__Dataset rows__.
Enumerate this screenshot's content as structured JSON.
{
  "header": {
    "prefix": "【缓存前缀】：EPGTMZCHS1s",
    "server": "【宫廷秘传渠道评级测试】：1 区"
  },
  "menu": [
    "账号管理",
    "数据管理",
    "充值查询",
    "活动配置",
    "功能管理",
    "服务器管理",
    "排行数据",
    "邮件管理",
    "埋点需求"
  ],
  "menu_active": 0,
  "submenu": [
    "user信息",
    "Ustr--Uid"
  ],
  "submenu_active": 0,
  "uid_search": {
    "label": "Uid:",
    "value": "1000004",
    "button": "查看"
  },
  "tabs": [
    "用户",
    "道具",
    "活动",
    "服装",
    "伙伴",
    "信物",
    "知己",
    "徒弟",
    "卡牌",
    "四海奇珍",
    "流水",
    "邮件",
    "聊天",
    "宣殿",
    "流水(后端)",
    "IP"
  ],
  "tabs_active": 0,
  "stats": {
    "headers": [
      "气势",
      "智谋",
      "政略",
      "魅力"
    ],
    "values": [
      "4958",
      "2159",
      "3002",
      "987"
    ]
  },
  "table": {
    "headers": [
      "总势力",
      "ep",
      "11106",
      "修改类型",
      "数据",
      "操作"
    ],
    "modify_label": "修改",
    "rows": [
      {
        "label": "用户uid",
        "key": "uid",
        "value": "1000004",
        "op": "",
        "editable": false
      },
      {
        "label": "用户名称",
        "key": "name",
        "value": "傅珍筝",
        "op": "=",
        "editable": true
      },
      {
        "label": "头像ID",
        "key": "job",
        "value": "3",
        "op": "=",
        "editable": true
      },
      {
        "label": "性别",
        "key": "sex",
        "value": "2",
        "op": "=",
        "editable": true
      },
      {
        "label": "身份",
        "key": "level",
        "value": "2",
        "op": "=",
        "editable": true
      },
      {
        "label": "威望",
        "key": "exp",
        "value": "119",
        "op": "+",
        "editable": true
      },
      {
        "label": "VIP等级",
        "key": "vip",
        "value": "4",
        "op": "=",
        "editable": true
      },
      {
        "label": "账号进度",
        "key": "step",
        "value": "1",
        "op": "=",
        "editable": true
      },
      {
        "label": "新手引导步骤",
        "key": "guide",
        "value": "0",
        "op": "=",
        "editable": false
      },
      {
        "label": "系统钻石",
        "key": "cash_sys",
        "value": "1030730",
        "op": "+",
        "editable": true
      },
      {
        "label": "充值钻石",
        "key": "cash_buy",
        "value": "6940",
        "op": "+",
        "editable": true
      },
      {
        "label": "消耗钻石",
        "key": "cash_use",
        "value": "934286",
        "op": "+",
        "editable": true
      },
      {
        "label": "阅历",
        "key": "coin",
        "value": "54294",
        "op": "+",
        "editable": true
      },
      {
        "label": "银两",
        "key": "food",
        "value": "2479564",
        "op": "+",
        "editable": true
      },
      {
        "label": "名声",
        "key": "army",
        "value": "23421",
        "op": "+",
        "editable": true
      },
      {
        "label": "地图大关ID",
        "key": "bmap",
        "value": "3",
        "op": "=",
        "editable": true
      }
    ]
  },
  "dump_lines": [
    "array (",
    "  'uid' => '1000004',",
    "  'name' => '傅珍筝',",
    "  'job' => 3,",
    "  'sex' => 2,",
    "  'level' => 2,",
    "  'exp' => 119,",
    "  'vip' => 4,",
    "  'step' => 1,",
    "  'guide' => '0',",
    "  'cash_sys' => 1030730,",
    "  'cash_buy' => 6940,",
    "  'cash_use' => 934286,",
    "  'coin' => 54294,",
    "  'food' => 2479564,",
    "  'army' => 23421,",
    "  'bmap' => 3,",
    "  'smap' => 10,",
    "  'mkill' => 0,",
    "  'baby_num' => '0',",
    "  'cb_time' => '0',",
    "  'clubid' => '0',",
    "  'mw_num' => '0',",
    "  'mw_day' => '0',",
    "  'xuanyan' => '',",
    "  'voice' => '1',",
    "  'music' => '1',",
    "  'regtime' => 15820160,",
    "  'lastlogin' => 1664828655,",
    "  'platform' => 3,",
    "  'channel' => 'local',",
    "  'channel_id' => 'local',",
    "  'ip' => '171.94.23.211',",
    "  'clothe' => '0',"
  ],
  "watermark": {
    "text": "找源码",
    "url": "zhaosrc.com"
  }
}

__PROBLEM TO WORK ON__. The whole listing above needs to be written out again exactly.

__WRITTEN ANSWER__.
Enumerate this screenshot's content as structured JSON.
{
  "header": {
    "prefix": "【缓存前缀】：EPGTMZCHS1s",
    "server": "【宫廷秘传渠道评级测试】：1 区"
  },
  "menu": [
    "账号管理",
    "数据管理",
    "充值查询",
    "活动配置",
    "功能管理",
    "服务器管理",
    "排行数据",
    "邮件管理",
    "埋点需求"
  ],
  "menu_active": 0,
  "submenu": [
    "user信息",
    "Ustr--Uid"
  ],
  "submenu_active": 0,
  "uid_search": {
    "label": "Uid:",
    "value": "1000004",
    "button": "查看"
  },
  "tabs": [
    "用户",
    "道具",
    "活动",
    "服装",
    "伙伴",
    "信物",
    "知己",
    "徒弟",
    "卡牌",
    "四海奇珍",
    "流水",
    "邮件",
    "聊天",
    "宣殿",
    "流水(后端)",
    "IP"
  ],
  "tabs_active": 0,
  "stats": {
    "headers": [
      "气势",
      "智谋",
      "政略",
      "魅力"
    ],
    "values": [
      "4958",
      "2159",
      "3002",
      "987"
    ]
  },
  "table": {
    "headers": [
      "总势力",
      "ep",
      "11106",
      "修改类型",
      "数据",
      "操作"
    ],
    "modify_label": "修改",
    "rows": [
      {
        "label": "用户uid",
        "key": "uid",
        "value": "1000004",
        "op": "",
        "editable": false
      },
      {
        "label": "用户名称",
        "key": "name",
        "value": "傅珍筝",
        "op": "=",
        "editable": true
      },
      {
        "label": "头像ID",
        "key": "job",
        "value": "3",
        "op": "=",
        "editable": true
      },
      {
        "label": "性别",
        "key": "sex",
        "value": "2",
        "op": "=",
        "editable": true
      },
      {
        "label": "身份",
        "key": "level",
        "value": "2",
        "op": "=",
        "editable": true
      },
      {
        "label": "威望",
        "key": "exp",
        "value": "119",
        "op": "+",
        "editable": true
      },
      {
        "label": "VIP等级",
        "key": "vip",
        "value": "4",
        "op": "=",
        "editable": true
      },
      {
        "label": "账号进度",
        "key": "step",
        "value": "1",
        "op": "=",
        "editable": true
      },
      {
        "label": "新手引导步骤",
        "key": "guide",
        "value": "0",
        "op": "=",
        "editable": false
      },
      {
        "label": "系统钻石",
        "key": "cash_sys",
        "value": "1030730",
        "op": "+",
        "editable": true
      },
      {
        "label": "充值钻石",
        "key": "cash_buy",
        "value": "6940",
        "op": "+",
        "editable": true
      },
      {
        "label": "消耗钻石",
        "key": "cash_use",
        "value": "934286",
        "op": "+",
        "editable": true
      },
      {
        "label": "阅历",
        "key": "coin",
        "value": "54294",
        "op": "+",
        "editable": true
      },
      {
        "label": "银两",
        "key": "food",
        "value": "2479564",
        "op": "+",
        "editable": true
      },
      {
        "label": "名声",
        "key": "army",
        "value": "23421",
        "op": "+",
        "editable": true
      },
      {
        "label": "地图大关ID",
        "key": "bmap",
        "value": "3",
        "op": "=",
        "editable": true
      }
    ]
  },
  "dump_lines": [
    "array (",
    "  'uid' => '1000004',",
    "  'name' => '傅珍筝',",
    "  'job' => 3,",
    "  'sex' => 2,",
    "  'level' => 2,",
    "  'exp' => 119,",
    "  'vip' => 4,",
    "  'step' => 1,",
    "  'guide' => '0',",
    "  'cash_sys' => 1030730,",
    "  'cash_buy' => 6940,",
    "  'cash_use' => 934286,",
    "  'coin' => 54294,",
    "  'food' => 2479564,",
    "  'army' => 23421,",
    "  'bmap' => 3,",
    "  'smap' => 10,",
    "  'mkill' => 0,",
    "  'baby_num' => '0',",
    "  'cb_time' => '0',",
    "  'clubid' => '0',",
    "  'mw_num' => '0',",
    "  'mw_day' => '0',",
    "  'xuanyan' => '',",
    "  'voice' => '1',",
    "  'music' => '1',",
    "  'regtime' => 15820160,",
    "  'lastlogin' => 1664828655,",
    "  'platform' => 3,",
    "  'channel' => 'local',",
    "  'channel_id' => 'local',",
    "  'ip' => '171.94.23.211',",
    "  'clothe' => '0',"
  ],
  "watermark": {
    "text": "找源码",
    "url": "zhaosrc.com"
  }
}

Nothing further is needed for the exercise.